======== RECORDS SHOWN
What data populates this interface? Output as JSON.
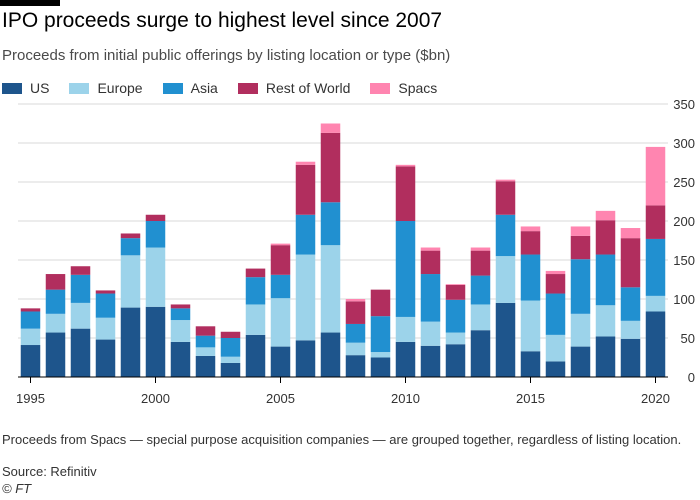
{
  "title": "IPO proceeds surge to highest level since 2007",
  "subtitle": "Proceeds from initial public offerings by listing location or type ($bn)",
  "footnote": "Proceeds from Spacs — special purpose acquisition companies — are grouped together, regardless of listing location.",
  "source": "Source: Refinitiv",
  "copyright": "© FT",
  "colors": {
    "US": "#1e558c",
    "Europe": "#9cd3ea",
    "Asia": "#2190d0",
    "Rest of World": "#b12e5e",
    "Spacs": "#ff85b0",
    "grid": "#d9d9d9",
    "axis": "#000000"
  },
  "chart_data": {
    "type": "bar",
    "stacked": true,
    "categories": [
      "1995",
      "1996",
      "1997",
      "1998",
      "1999",
      "2000",
      "2001",
      "2002",
      "2003",
      "2004",
      "2005",
      "2006",
      "2007",
      "2008",
      "2009",
      "2010",
      "2011",
      "2012",
      "2013",
      "2014",
      "2015",
      "2016",
      "2017",
      "2018",
      "2019",
      "2020"
    ],
    "x_tick_labels": [
      "1995",
      "2000",
      "2005",
      "2010",
      "2015",
      "2020"
    ],
    "y_tick_labels": [
      "0",
      "50",
      "100",
      "150",
      "200",
      "250",
      "300",
      "350"
    ],
    "ylim": [
      0,
      350
    ],
    "y_axis_position": "right",
    "grid": true,
    "legend_position": "top-left",
    "series": [
      {
        "name": "US",
        "values": [
          41,
          57,
          62,
          48,
          89,
          90,
          45,
          27,
          18,
          54,
          39,
          47,
          57,
          28,
          25,
          45,
          40,
          42,
          60,
          95,
          33,
          20,
          39,
          52,
          49,
          84
        ]
      },
      {
        "name": "Europe",
        "values": [
          21,
          24,
          33,
          28,
          67,
          76,
          28,
          11,
          8,
          39,
          62,
          110,
          112,
          16,
          7,
          32,
          31,
          15,
          33,
          60,
          65,
          34,
          42,
          40,
          23,
          20
        ]
      },
      {
        "name": "Asia",
        "values": [
          22,
          31,
          36,
          31,
          22,
          34,
          15,
          15,
          24,
          35,
          30,
          51,
          55,
          24,
          46,
          123,
          61,
          42,
          37,
          53,
          59,
          53,
          70,
          65,
          43,
          73
        ]
      },
      {
        "name": "Rest of World",
        "values": [
          4,
          20,
          11,
          4,
          6,
          8,
          5,
          12,
          8,
          11,
          38,
          64,
          89,
          29,
          34,
          70,
          30,
          19,
          32,
          43,
          30,
          25,
          30,
          44,
          63,
          43
        ]
      },
      {
        "name": "Spacs",
        "values": [
          0,
          0,
          0,
          0,
          0,
          0,
          0,
          0,
          0,
          0,
          2,
          4,
          12,
          3,
          0,
          2,
          4,
          1,
          4,
          2,
          6,
          4,
          12,
          12,
          13,
          75
        ]
      }
    ]
  }
}
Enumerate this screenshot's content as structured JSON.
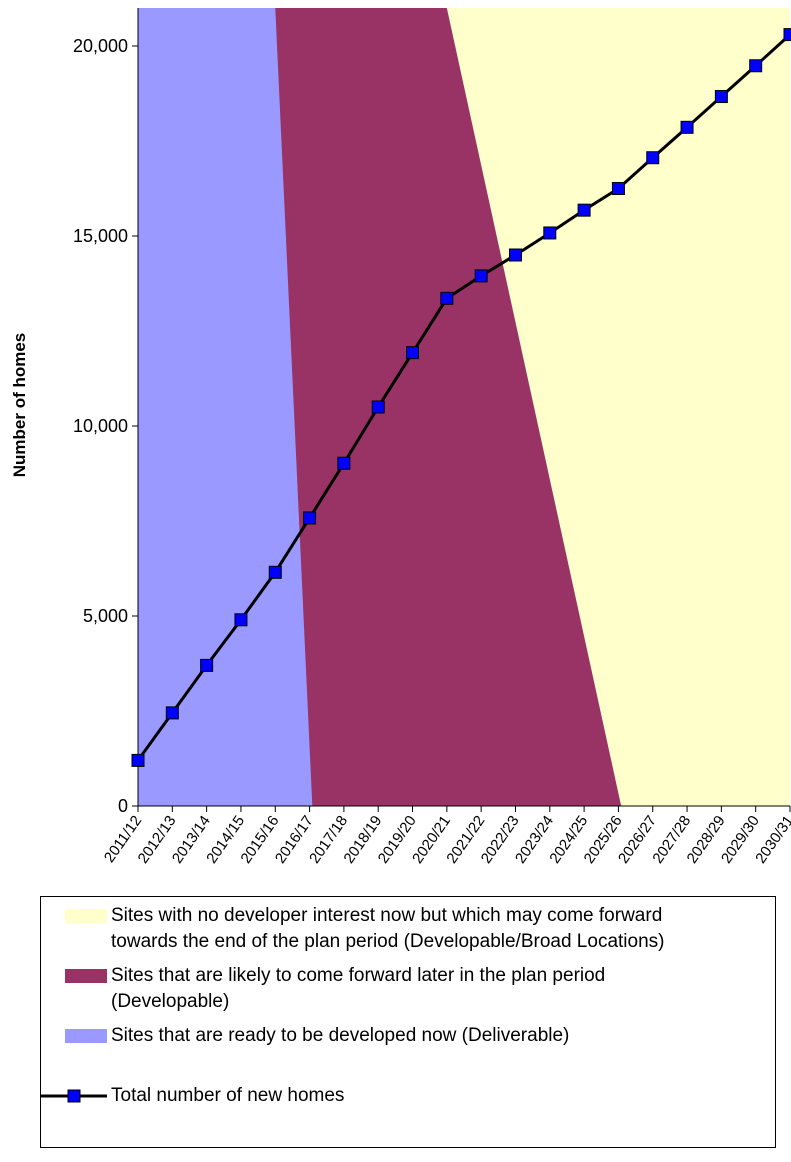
{
  "chart_data": {
    "type": "area",
    "ylabel": "Number of homes",
    "xlabel": "",
    "title": "",
    "ylim": [
      0,
      21000
    ],
    "yticks": [
      0,
      5000,
      10000,
      15000,
      20000
    ],
    "ytick_labels": [
      "0",
      "5,000",
      "10,000",
      "15,000",
      "20,000"
    ],
    "categories": [
      "2011/12",
      "2012/13",
      "2013/14",
      "2014/15",
      "2015/16",
      "2016/17",
      "2017/18",
      "2018/19",
      "2019/20",
      "2020/21",
      "2021/22",
      "2022/23",
      "2023/24",
      "2024/25",
      "2025/26",
      "2026/27",
      "2027/28",
      "2028/29",
      "2029/30",
      "2030/31"
    ],
    "regions": [
      {
        "name": "Sites that are ready to be developed now (Deliverable)",
        "color": "#9999ff",
        "top_boundary_category": "2015/16",
        "bottom_boundary_category": "2016/17"
      },
      {
        "name": "Sites that are likely to come forward later in the plan period (Developable)",
        "color": "#993366",
        "top_boundary_category": "2020/21",
        "bottom_boundary_category": "2025/26"
      },
      {
        "name": "Sites with no developer interest now but which may come forward towards the end of the plan period (Developable/Broad Locations)",
        "color": "#ffffcc"
      }
    ],
    "series": [
      {
        "name": "Total number of new homes",
        "color": "#000000",
        "marker_color": "#0000ff",
        "values": [
          1200,
          2450,
          3700,
          4900,
          6150,
          7580,
          9020,
          10500,
          11930,
          13360,
          13950,
          14500,
          15080,
          15680,
          16250,
          17060,
          17860,
          18670,
          19480,
          20300
        ]
      }
    ],
    "legend_position": "bottom",
    "grid": false
  },
  "legend": {
    "items": [
      {
        "label_line1": "Sites with no developer interest now but which may come forward",
        "label_line2": "towards the end of the plan period (Developable/Broad Locations)",
        "color": "#ffffcc"
      },
      {
        "label_line1": "Sites that are likely to come forward later in the plan period",
        "label_line2": "(Developable)",
        "color": "#993366"
      },
      {
        "label_line1": "Sites that are ready to be developed now (Deliverable)",
        "label_line2": "",
        "color": "#9999ff"
      }
    ],
    "line_label": "Total number of new homes"
  }
}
================
> THE REQUEST:
Repeat all of the records verbatim, leaving out the pictures.

> ANSWER TO THIS EXERCISE:
What data populates this interface? Output as JSON.
{
  "title": "IPO proceeds surge to highest level since 2007",
  "subtitle": "Proceeds from initial public offerings by listing location or type ($bn)",
  "footnote": "Proceeds from Spacs — special purpose acquisition companies — are grouped together, regardless of listing location.",
  "source": "Source: Refinitiv",
  "copyright": "© FT",
  "colors": {
    "US": "#1e558c",
    "Europe": "#9cd3ea",
    "Asia": "#2190d0",
    "Rest of World": "#b12e5e",
    "Spacs": "#ff85b0",
    "grid": "#d9d9d9",
    "axis": "#000000"
  },
  "chart_data": {
    "type": "bar",
    "stacked": true,
    "categories": [
      "1995",
      "1996",
      "1997",
      "1998",
      "1999",
      "2000",
      "2001",
      "2002",
      "2003",
      "2004",
      "2005",
      "2006",
      "2007",
      "2008",
      "2009",
      "2010",
      "2011",
      "2012",
      "2013",
      "2014",
      "2015",
      "2016",
      "2017",
      "2018",
      "2019",
      "2020"
    ],
    "x_tick_labels": [
      "1995",
      "2000",
      "2005",
      "2010",
      "2015",
      "2020"
    ],
    "y_tick_labels": [
      "0",
      "50",
      "100",
      "150",
      "200",
      "250",
      "300",
      "350"
    ],
    "ylim": [
      0,
      350
    ],
    "y_axis_position": "right",
    "grid": true,
    "legend_position": "top-left",
    "series": [
      {
        "name": "US",
        "values": [
          41,
          57,
          62,
          48,
          89,
          90,
          45,
          27,
          18,
          54,
          39,
          47,
          57,
          28,
          25,
          45,
          40,
          42,
          60,
          95,
          33,
          20,
          39,
          52,
          49,
          84
        ]
      },
      {
        "name": "Europe",
        "values": [
          21,
          24,
          33,
          28,
          67,
          76,
          28,
          11,
          8,
          39,
          62,
          110,
          112,
          16,
          7,
          32,
          31,
          15,
          33,
          60,
          65,
          34,
          42,
          40,
          23,
          20
        ]
      },
      {
        "name": "Asia",
        "values": [
          22,
          31,
          36,
          31,
          22,
          34,
          15,
          15,
          24,
          35,
          30,
          51,
          55,
          24,
          46,
          123,
          61,
          42,
          37,
          53,
          59,
          53,
          70,
          65,
          43,
          73
        ]
      },
      {
        "name": "Rest of World",
        "values": [
          4,
          20,
          11,
          4,
          6,
          8,
          5,
          12,
          8,
          11,
          38,
          64,
          89,
          29,
          34,
          70,
          30,
          19,
          32,
          43,
          30,
          25,
          30,
          44,
          63,
          43
        ]
      },
      {
        "name": "Spacs",
        "values": [
          0,
          0,
          0,
          0,
          0,
          0,
          0,
          0,
          0,
          0,
          2,
          4,
          12,
          3,
          0,
          2,
          4,
          1,
          4,
          2,
          6,
          4,
          12,
          12,
          13,
          75
        ]
      }
    ]
  }
}
Enumerate this screenshot's content as structured JSON.
{
  "chart_data": {
    "type": "area",
    "ylabel": "Number of homes",
    "xlabel": "",
    "title": "",
    "ylim": [
      0,
      21000
    ],
    "yticks": [
      0,
      5000,
      10000,
      15000,
      20000
    ],
    "ytick_labels": [
      "0",
      "5,000",
      "10,000",
      "15,000",
      "20,000"
    ],
    "categories": [
      "2011/12",
      "2012/13",
      "2013/14",
      "2014/15",
      "2015/16",
      "2016/17",
      "2017/18",
      "2018/19",
      "2019/20",
      "2020/21",
      "2021/22",
      "2022/23",
      "2023/24",
      "2024/25",
      "2025/26",
      "2026/27",
      "2027/28",
      "2028/29",
      "2029/30",
      "2030/31"
    ],
    "regions": [
      {
        "name": "Sites that are ready to be developed now (Deliverable)",
        "color": "#9999ff",
        "top_boundary_category": "2015/16",
        "bottom_boundary_category": "2016/17"
      },
      {
        "name": "Sites that are likely to come forward later in the plan period (Developable)",
        "color": "#993366",
        "top_boundary_category": "2020/21",
        "bottom_boundary_category": "2025/26"
      },
      {
        "name": "Sites with no developer interest now but which may come forward towards the end of the plan period (Developable/Broad Locations)",
        "color": "#ffffcc"
      }
    ],
    "series": [
      {
        "name": "Total number of new homes",
        "color": "#000000",
        "marker_color": "#0000ff",
        "values": [
          1200,
          2450,
          3700,
          4900,
          6150,
          7580,
          9020,
          10500,
          11930,
          13360,
          13950,
          14500,
          15080,
          15680,
          16250,
          17060,
          17860,
          18670,
          19480,
          20300
        ]
      }
    ],
    "legend_position": "bottom",
    "grid": false
  },
  "legend": {
    "items": [
      {
        "label_line1": "Sites with no developer interest now but which may come forward",
        "label_line2": "towards the end of the plan period (Developable/Broad Locations)",
        "color": "#ffffcc"
      },
      {
        "label_line1": "Sites that are likely to come forward later in the plan period",
        "label_line2": "(Developable)",
        "color": "#993366"
      },
      {
        "label_line1": "Sites that are ready to be developed now (Deliverable)",
        "label_line2": "",
        "color": "#9999ff"
      }
    ],
    "line_label": "Total number of new homes"
  }
}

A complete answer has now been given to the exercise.